What you need to do
Gather every line holding the string "JSON".

Data shown
★ ★ ★ ★ ★ ★ ★

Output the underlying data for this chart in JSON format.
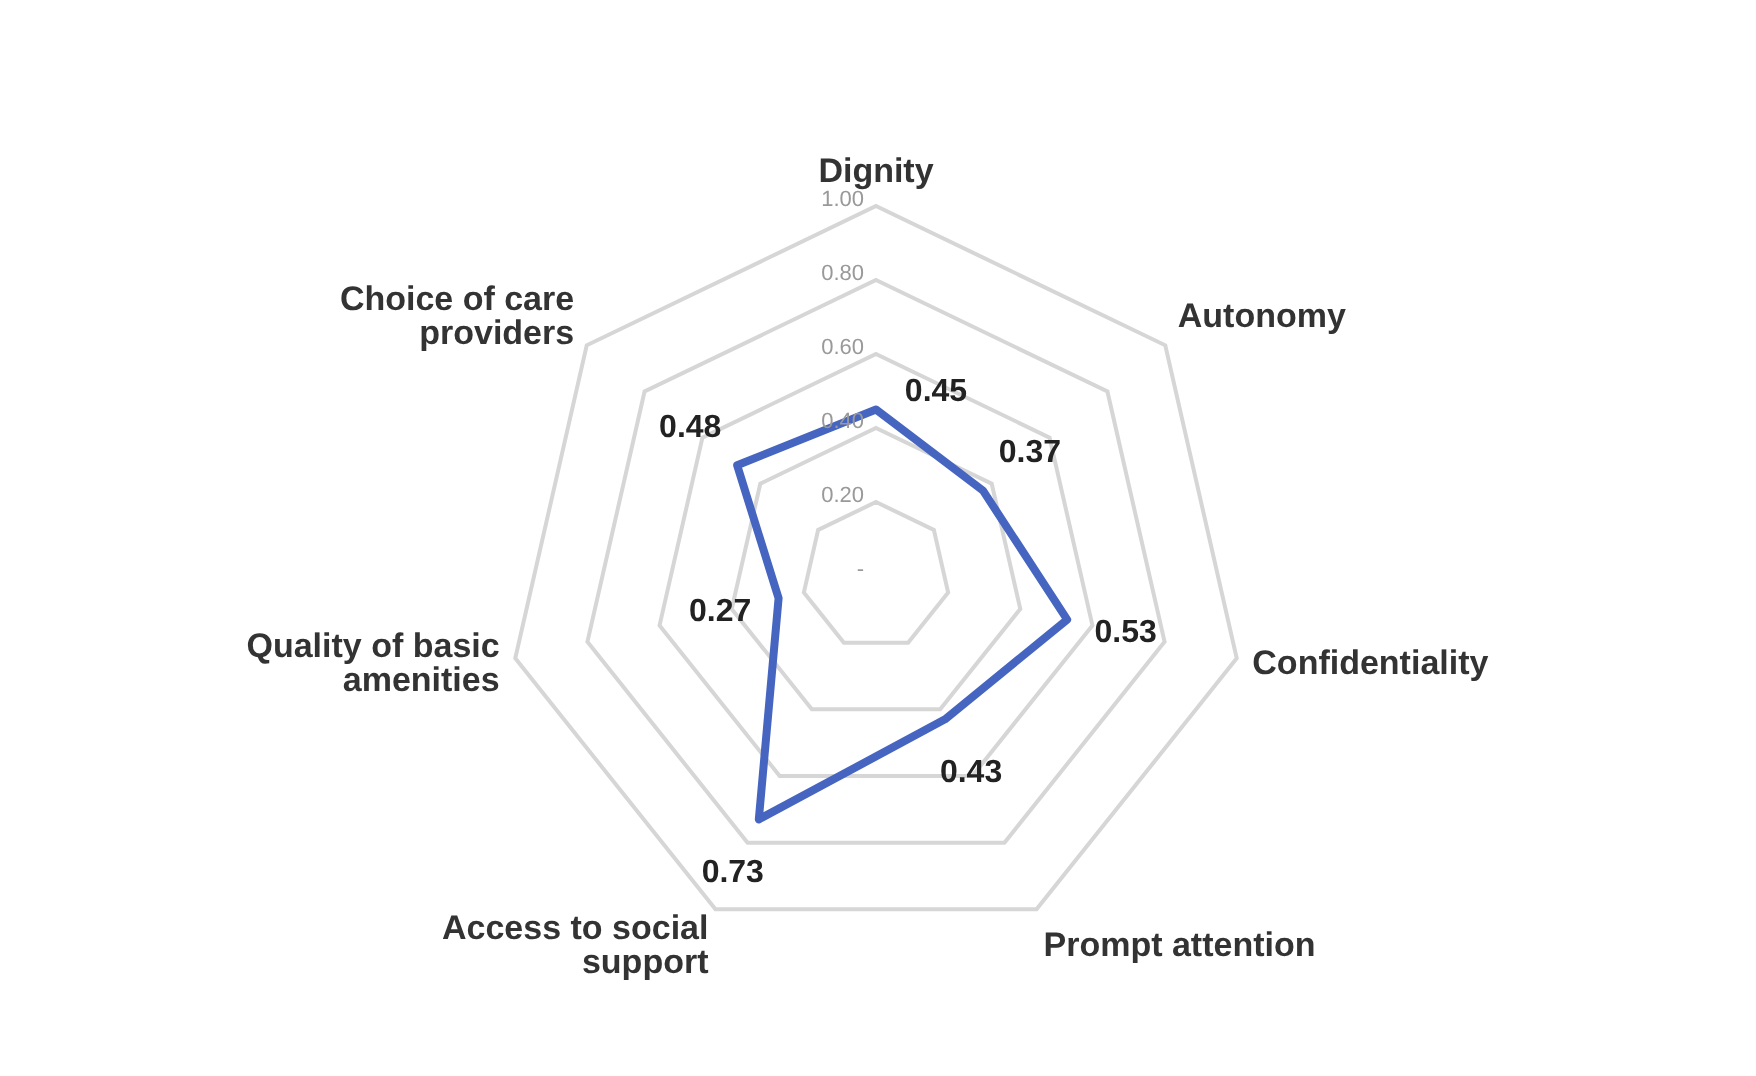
{
  "chart_data": {
    "type": "radar",
    "categories": [
      "Dignity",
      "Autonomy",
      "Confidentiality",
      "Prompt attention",
      "Access to social support",
      "Quality of basic amenities",
      "Choice of care providers"
    ],
    "series": [
      {
        "color": "#4565c0",
        "values": [
          0.45,
          0.37,
          0.53,
          0.43,
          0.73,
          0.27,
          0.48
        ]
      }
    ],
    "ylim": [
      0,
      1
    ],
    "yticks": [
      {
        "value": 0,
        "label": "-"
      },
      {
        "value": 0.2,
        "label": "0.20"
      },
      {
        "value": 0.4,
        "label": "0.40"
      },
      {
        "value": 0.6,
        "label": "0.60"
      },
      {
        "value": 0.8,
        "label": "0.80"
      },
      {
        "value": 1,
        "label": "1.00"
      }
    ],
    "grid": true,
    "data_labels": true,
    "marker": "none",
    "legend": false
  }
}
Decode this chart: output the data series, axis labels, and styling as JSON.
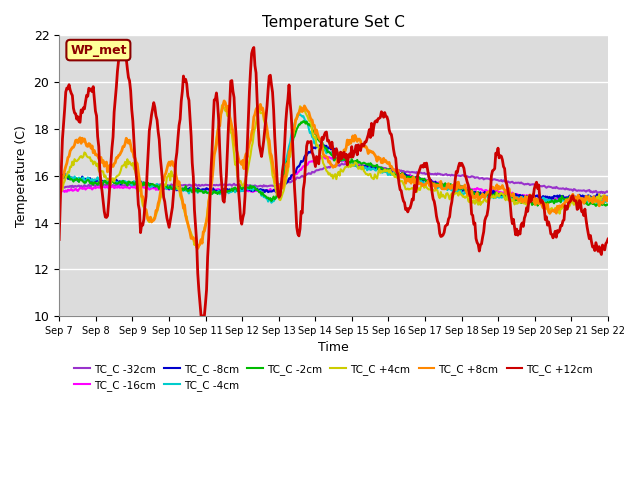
{
  "title": "Temperature Set C",
  "xlabel": "Time",
  "ylabel": "Temperature (C)",
  "ylim": [
    10,
    22
  ],
  "xtick_labels": [
    "Sep 7",
    "Sep 8",
    "Sep 9",
    "Sep 10",
    "Sep 11",
    "Sep 12",
    "Sep 13",
    "Sep 14",
    "Sep 15",
    "Sep 16",
    "Sep 17",
    "Sep 18",
    "Sep 19",
    "Sep 20",
    "Sep 21",
    "Sep 22"
  ],
  "annotation": "WP_met",
  "annotation_bg": "#ffff99",
  "annotation_border": "#8b0000",
  "bg_color": "#dcdcdc",
  "grid_color": "#ffffff",
  "series_colors": {
    "TC_C -32cm": "#9933cc",
    "TC_C -16cm": "#ff00ff",
    "TC_C -8cm": "#0000cc",
    "TC_C -4cm": "#00cccc",
    "TC_C -2cm": "#00bb00",
    "TC_C +4cm": "#cccc00",
    "TC_C +8cm": "#ff8800",
    "TC_C +12cm": "#cc0000"
  },
  "legend_order": [
    "TC_C -32cm",
    "TC_C -16cm",
    "TC_C -8cm",
    "TC_C -4cm",
    "TC_C -2cm",
    "TC_C +4cm",
    "TC_C +8cm",
    "TC_C +12cm"
  ]
}
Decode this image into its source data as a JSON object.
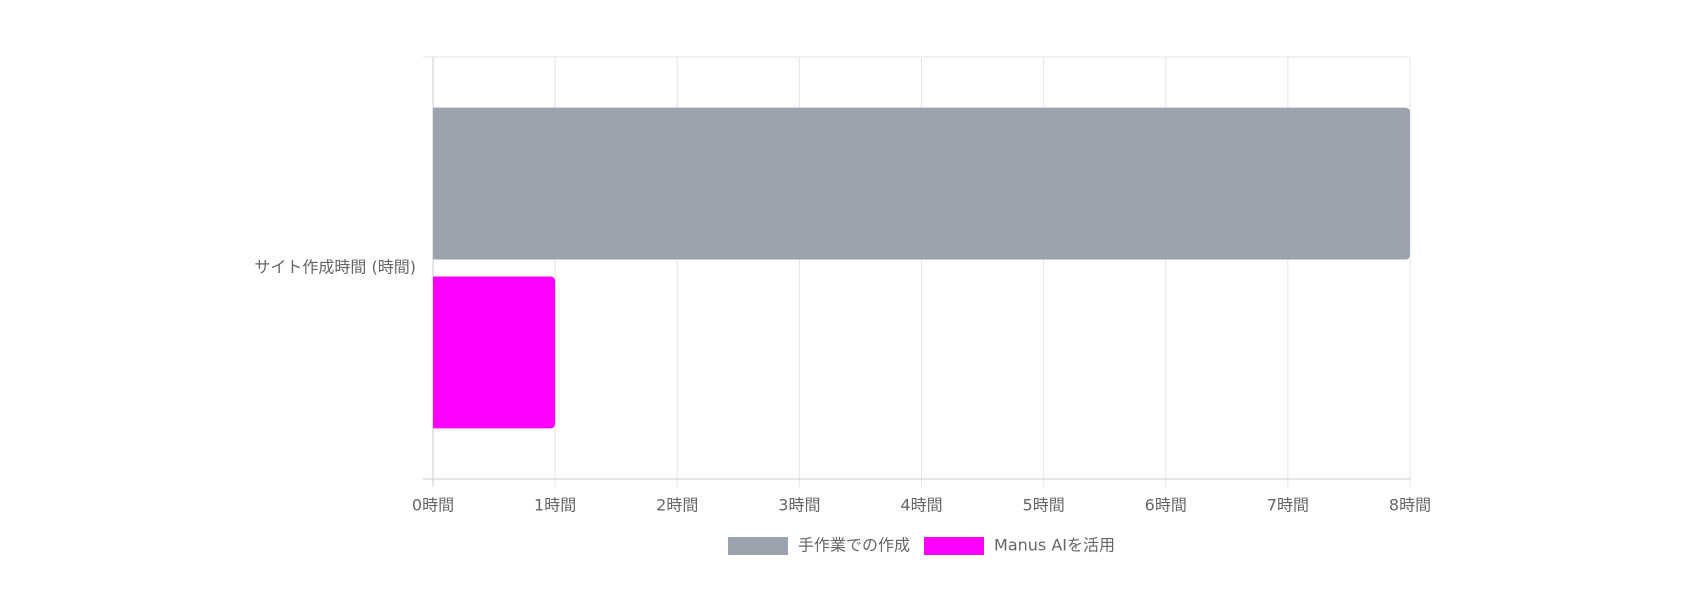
{
  "chart_data": {
    "type": "hbar",
    "categories": [
      "サイト作成時間 (時間)"
    ],
    "series": [
      {
        "name": "手作業での作成",
        "color": "#9ca3af",
        "values": [
          8
        ]
      },
      {
        "name": "Manus AIを活用",
        "color": "#ff00ff",
        "values": [
          1
        ]
      }
    ],
    "xlim": [
      0,
      8
    ],
    "xticks": [
      {
        "value": 0,
        "label": "0時間"
      },
      {
        "value": 1,
        "label": "1時間"
      },
      {
        "value": 2,
        "label": "2時間"
      },
      {
        "value": 3,
        "label": "3時間"
      },
      {
        "value": 4,
        "label": "4時間"
      },
      {
        "value": 5,
        "label": "5時間"
      },
      {
        "value": 6,
        "label": "6時間"
      },
      {
        "value": 7,
        "label": "7時間"
      },
      {
        "value": 8,
        "label": "8時間"
      }
    ],
    "grid": true,
    "legend": "bottom"
  }
}
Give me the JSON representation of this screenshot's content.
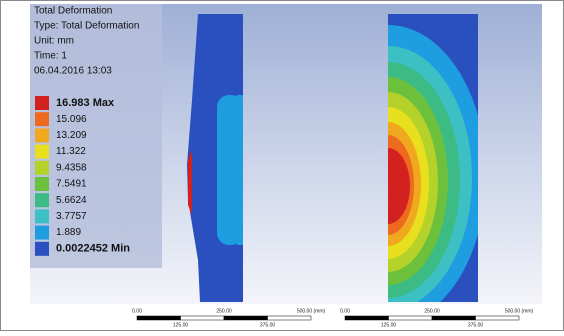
{
  "header": {
    "lines": [
      "Total Deformation",
      "Type: Total Deformation",
      "Unit: mm",
      "Time: 1",
      "06.04.2016 13:03"
    ]
  },
  "legend": {
    "items": [
      {
        "label": "16.983 Max",
        "color": "#d2211e"
      },
      {
        "label": "15.096",
        "color": "#ee6a1e"
      },
      {
        "label": "13.209",
        "color": "#f0a81e"
      },
      {
        "label": "11.322",
        "color": "#e8e01e"
      },
      {
        "label": "9.4358",
        "color": "#b4d22a"
      },
      {
        "label": "7.5491",
        "color": "#6cc03c"
      },
      {
        "label": "5.6624",
        "color": "#3cbc84"
      },
      {
        "label": "3.7757",
        "color": "#3cc0c4"
      },
      {
        "label": "1.889",
        "color": "#1e9ee0"
      },
      {
        "label": "0.0022452 Min",
        "color": "#2a4fbf"
      }
    ]
  },
  "scale_bars": [
    {
      "top": [
        "0.00",
        "250.00",
        "500.00 (mm)"
      ],
      "bottom": [
        "125.00",
        "375.00"
      ]
    },
    {
      "top": [
        "0.00",
        "250.00",
        "500.00 (mm)"
      ],
      "bottom": [
        "125.00",
        "375.00"
      ]
    }
  ]
}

★ ★ ★ ★ ★ ★ ★

Worked solution
Output the underlying data for this chart in JSON format.
Decode this chart: output the data series, axis labels, and styling as JSON.
Decode this image into its source data as a JSON object.
Give me the JSON representation of this screenshot's content.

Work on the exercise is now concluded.